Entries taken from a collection
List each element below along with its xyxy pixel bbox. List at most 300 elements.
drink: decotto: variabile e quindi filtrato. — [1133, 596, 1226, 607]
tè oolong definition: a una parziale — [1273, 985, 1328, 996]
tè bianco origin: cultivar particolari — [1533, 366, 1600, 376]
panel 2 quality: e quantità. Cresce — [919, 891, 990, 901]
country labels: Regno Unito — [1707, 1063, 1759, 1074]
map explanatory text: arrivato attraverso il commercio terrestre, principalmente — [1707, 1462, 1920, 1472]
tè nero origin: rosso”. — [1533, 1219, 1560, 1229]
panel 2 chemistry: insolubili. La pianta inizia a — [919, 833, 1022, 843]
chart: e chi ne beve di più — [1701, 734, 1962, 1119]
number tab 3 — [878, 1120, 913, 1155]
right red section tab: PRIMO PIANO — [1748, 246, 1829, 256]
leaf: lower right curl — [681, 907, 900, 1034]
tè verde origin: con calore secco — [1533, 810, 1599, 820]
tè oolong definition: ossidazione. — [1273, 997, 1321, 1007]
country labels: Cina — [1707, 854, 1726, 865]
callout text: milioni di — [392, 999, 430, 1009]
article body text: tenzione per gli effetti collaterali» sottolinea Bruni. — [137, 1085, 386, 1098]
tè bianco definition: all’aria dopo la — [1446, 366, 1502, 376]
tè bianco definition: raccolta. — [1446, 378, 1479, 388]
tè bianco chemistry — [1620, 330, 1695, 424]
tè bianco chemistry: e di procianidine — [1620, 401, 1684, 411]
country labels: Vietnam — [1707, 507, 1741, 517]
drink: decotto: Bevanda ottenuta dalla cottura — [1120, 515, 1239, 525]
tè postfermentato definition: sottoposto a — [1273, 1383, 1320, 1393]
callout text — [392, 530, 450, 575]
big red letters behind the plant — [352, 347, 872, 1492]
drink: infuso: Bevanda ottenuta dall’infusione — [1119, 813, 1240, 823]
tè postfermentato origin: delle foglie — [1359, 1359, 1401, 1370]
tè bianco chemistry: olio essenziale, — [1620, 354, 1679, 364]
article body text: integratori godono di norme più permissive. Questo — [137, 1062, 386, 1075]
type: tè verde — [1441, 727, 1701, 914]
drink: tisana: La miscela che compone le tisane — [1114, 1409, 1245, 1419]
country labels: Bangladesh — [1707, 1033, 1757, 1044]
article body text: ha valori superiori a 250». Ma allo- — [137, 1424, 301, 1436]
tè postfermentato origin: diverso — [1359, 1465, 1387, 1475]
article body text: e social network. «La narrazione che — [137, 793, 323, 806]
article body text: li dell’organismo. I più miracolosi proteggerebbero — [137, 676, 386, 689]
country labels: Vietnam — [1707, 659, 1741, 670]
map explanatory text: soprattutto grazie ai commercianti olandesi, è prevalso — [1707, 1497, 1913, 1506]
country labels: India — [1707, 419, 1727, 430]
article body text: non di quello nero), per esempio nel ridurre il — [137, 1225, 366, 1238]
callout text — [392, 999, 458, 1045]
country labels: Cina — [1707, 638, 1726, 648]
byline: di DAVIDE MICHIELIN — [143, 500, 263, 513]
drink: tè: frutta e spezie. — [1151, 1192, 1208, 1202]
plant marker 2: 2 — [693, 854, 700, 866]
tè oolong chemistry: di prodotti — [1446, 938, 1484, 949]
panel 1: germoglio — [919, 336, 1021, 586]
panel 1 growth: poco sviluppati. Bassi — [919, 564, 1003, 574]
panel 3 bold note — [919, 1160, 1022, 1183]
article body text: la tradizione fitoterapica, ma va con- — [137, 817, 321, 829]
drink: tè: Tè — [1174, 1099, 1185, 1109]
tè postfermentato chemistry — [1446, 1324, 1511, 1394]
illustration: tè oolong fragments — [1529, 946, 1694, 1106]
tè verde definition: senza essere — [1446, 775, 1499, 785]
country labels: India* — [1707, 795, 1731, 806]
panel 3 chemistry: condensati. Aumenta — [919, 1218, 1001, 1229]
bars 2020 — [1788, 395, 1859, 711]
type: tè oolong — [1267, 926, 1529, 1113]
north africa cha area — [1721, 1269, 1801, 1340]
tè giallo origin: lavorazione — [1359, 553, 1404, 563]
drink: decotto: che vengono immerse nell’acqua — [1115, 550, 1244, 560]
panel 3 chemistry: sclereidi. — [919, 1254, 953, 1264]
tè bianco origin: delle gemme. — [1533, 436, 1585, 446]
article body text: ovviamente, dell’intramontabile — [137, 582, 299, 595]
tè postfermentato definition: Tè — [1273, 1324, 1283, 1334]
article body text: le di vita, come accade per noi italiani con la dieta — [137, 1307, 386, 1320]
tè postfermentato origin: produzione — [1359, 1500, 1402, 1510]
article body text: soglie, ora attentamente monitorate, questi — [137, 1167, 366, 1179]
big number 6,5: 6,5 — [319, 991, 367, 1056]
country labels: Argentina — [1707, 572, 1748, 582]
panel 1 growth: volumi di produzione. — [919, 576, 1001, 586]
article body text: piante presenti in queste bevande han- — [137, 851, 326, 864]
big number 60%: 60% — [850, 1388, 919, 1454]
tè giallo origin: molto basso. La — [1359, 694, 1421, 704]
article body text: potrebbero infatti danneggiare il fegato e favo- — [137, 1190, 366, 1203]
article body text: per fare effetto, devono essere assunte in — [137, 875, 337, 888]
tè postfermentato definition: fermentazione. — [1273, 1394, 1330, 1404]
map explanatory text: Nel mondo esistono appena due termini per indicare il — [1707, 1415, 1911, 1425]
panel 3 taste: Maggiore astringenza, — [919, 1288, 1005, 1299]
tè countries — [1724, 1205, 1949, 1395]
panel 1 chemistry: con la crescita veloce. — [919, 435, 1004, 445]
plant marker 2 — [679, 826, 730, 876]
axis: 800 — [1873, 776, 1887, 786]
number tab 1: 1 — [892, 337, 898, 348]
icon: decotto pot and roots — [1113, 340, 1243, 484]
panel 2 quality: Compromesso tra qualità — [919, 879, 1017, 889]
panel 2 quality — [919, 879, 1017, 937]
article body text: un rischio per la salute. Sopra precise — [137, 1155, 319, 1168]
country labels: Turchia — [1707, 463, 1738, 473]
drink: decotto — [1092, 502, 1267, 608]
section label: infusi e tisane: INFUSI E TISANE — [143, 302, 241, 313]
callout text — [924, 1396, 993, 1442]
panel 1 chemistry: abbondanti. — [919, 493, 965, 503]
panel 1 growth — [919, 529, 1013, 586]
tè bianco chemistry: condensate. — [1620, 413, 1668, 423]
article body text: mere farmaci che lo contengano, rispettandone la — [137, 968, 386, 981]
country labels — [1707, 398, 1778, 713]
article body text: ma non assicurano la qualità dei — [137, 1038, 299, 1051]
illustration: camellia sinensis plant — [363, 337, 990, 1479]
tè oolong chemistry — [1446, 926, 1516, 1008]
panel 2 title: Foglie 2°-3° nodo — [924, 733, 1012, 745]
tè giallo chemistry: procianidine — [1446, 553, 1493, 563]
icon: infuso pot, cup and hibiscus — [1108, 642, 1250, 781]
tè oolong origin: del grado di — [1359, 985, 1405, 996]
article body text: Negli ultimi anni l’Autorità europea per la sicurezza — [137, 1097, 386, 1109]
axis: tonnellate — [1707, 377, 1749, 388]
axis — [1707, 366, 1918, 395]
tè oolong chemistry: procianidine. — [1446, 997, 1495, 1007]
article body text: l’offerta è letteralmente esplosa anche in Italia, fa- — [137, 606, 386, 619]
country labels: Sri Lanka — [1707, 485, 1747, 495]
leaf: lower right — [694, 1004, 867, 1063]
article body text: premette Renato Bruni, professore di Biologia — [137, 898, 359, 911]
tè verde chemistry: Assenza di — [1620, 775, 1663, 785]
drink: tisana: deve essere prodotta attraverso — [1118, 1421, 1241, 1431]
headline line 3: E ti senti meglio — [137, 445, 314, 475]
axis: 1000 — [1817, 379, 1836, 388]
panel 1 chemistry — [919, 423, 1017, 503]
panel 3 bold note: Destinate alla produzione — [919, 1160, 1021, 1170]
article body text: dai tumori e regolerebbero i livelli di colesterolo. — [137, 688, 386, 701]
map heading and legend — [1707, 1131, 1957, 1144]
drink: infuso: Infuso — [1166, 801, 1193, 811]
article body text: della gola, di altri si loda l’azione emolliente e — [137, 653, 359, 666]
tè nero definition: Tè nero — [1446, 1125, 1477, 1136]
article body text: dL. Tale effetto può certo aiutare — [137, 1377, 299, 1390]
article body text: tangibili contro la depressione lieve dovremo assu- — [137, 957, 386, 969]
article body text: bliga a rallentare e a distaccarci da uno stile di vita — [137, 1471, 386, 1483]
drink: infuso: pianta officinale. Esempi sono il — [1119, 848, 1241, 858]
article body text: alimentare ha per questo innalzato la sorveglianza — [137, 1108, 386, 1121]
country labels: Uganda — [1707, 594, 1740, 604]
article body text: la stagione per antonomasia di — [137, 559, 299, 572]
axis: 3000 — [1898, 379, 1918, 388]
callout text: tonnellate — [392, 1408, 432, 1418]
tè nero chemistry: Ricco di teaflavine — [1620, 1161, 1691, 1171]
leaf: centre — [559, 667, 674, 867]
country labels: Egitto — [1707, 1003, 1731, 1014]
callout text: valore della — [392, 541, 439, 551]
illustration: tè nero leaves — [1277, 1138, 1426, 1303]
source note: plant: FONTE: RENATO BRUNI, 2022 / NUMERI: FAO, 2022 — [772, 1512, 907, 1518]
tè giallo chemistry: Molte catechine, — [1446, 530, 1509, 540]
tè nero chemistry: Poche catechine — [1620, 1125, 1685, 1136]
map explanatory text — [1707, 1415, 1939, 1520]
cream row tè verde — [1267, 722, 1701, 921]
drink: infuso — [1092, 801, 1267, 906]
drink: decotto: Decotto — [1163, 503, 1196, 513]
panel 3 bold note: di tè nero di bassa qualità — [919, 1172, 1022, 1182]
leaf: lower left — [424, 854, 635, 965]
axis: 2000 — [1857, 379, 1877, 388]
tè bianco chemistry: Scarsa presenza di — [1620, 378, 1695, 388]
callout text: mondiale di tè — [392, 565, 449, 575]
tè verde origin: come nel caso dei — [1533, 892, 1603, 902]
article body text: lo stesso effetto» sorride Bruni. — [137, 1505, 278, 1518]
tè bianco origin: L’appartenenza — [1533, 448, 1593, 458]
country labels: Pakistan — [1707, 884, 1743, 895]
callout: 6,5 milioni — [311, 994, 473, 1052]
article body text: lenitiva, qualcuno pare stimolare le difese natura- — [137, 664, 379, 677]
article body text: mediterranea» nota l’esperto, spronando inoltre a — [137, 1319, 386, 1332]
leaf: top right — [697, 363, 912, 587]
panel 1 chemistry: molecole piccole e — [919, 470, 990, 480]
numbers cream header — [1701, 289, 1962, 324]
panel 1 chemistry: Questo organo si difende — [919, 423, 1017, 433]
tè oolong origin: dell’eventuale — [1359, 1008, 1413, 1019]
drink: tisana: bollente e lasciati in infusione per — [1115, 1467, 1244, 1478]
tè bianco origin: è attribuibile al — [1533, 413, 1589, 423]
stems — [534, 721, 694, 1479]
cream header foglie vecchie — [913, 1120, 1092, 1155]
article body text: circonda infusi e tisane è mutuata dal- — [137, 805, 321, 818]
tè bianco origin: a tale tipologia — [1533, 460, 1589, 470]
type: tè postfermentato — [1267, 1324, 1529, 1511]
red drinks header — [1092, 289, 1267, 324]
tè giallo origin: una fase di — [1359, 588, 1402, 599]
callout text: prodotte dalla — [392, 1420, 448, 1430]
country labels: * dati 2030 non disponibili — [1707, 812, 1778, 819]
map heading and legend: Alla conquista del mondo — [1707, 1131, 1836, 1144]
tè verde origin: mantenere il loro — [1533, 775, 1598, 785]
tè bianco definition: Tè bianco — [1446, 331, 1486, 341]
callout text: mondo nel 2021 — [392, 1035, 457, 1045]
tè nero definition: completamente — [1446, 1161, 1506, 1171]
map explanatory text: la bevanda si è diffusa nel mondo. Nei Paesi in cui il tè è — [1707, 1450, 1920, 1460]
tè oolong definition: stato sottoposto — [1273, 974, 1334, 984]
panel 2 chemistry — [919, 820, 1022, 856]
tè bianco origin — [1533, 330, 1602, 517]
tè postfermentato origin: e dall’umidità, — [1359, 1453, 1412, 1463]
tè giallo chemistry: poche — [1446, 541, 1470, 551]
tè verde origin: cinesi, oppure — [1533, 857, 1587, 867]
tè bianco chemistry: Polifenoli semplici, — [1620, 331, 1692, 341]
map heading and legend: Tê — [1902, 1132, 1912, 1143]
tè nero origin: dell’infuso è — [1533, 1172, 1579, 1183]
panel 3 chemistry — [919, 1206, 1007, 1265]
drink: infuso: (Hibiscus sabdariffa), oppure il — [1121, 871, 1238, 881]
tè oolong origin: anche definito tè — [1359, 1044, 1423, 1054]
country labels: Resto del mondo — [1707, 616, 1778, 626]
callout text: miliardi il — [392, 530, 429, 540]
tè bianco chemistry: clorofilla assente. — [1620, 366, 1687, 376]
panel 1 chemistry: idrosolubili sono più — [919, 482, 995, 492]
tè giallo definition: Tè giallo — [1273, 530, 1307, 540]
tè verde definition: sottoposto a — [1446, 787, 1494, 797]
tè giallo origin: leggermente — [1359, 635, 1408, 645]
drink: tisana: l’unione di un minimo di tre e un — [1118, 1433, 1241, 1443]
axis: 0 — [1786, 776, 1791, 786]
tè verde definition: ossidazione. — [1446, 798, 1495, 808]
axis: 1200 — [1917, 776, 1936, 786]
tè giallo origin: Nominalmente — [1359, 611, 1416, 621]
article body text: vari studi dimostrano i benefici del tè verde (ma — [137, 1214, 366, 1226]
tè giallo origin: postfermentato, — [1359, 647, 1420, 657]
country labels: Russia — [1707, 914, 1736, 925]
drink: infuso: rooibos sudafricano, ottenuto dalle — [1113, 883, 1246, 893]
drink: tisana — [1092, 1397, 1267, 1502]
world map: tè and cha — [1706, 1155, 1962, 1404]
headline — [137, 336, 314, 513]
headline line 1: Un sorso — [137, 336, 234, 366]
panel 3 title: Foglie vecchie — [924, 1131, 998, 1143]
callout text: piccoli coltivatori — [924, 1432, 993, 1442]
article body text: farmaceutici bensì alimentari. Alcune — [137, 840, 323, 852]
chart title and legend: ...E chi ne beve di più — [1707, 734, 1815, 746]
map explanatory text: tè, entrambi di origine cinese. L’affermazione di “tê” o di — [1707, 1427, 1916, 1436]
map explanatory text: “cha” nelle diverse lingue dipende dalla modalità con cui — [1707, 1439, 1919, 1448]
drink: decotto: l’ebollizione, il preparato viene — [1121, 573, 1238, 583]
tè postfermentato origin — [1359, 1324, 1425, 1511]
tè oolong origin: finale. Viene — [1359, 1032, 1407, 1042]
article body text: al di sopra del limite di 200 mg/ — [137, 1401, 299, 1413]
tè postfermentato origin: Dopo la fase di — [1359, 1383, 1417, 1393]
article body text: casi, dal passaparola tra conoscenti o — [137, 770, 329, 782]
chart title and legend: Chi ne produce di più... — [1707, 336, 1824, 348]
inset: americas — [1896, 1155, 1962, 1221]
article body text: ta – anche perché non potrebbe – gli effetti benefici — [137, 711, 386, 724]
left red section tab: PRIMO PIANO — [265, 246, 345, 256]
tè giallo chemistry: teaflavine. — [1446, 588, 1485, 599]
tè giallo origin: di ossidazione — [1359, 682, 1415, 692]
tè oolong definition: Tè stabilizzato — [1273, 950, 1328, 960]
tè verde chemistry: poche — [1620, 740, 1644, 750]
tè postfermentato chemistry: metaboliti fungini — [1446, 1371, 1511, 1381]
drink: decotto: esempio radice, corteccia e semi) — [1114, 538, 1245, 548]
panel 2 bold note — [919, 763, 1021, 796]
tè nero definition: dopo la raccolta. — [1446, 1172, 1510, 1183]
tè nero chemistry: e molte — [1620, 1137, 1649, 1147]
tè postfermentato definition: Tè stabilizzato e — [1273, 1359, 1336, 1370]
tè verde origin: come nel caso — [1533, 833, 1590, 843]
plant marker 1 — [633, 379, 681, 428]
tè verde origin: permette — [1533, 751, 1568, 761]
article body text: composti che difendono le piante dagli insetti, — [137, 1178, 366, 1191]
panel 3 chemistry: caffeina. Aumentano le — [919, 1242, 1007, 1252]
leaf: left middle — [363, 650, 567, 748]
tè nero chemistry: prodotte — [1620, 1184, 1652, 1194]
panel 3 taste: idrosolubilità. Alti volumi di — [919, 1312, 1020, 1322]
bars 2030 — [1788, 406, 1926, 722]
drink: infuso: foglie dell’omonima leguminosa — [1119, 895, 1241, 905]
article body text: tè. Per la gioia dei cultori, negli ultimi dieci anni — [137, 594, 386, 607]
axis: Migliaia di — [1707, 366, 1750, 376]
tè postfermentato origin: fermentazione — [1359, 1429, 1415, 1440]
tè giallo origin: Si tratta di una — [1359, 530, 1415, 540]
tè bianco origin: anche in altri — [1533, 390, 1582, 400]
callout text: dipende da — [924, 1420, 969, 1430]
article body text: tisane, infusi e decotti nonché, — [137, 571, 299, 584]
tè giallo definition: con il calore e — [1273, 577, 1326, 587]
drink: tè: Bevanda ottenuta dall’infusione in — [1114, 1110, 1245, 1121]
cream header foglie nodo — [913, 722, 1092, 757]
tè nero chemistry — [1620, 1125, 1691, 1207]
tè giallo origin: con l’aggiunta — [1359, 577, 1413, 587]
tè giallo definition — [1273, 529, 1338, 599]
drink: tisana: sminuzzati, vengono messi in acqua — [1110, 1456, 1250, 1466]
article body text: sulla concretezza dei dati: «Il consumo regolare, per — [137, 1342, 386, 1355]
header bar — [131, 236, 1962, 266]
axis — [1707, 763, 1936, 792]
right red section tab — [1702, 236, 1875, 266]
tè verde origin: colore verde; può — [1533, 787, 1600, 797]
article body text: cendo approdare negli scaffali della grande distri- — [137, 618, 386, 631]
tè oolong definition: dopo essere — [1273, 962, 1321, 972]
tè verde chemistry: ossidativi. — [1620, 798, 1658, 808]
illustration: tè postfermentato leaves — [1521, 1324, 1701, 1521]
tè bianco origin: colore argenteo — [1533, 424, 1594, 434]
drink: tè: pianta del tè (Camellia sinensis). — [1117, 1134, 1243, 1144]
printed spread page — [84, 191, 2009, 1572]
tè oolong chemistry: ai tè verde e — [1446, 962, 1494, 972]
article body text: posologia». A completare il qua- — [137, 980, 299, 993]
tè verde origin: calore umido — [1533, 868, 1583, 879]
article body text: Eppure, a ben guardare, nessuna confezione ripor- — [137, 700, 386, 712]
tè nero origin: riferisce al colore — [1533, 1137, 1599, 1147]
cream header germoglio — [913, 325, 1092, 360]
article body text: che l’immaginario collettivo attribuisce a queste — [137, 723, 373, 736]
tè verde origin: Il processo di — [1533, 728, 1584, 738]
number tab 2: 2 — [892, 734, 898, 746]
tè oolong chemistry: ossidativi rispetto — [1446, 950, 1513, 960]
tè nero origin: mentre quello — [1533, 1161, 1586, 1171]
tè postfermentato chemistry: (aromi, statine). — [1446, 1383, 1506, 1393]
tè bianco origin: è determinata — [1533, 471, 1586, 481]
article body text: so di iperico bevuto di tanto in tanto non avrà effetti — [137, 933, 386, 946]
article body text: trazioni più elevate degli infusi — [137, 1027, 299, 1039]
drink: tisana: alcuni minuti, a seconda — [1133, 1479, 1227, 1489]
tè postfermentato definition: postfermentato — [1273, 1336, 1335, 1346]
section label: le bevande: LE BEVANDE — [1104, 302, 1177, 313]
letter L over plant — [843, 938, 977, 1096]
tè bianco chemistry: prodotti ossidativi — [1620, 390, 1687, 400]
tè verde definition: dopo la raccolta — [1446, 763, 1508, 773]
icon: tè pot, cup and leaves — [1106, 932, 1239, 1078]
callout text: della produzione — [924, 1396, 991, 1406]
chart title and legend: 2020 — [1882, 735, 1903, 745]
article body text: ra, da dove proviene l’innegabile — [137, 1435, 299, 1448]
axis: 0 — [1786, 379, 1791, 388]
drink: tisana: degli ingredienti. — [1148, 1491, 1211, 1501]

Task goal: Copy each line from the records above that includes the string "PRIMO".

Response to the task:
right red section tab: PRIMO PIANO — [1748, 246, 1829, 256]
left red section tab: PRIMO PIANO — [265, 246, 345, 256]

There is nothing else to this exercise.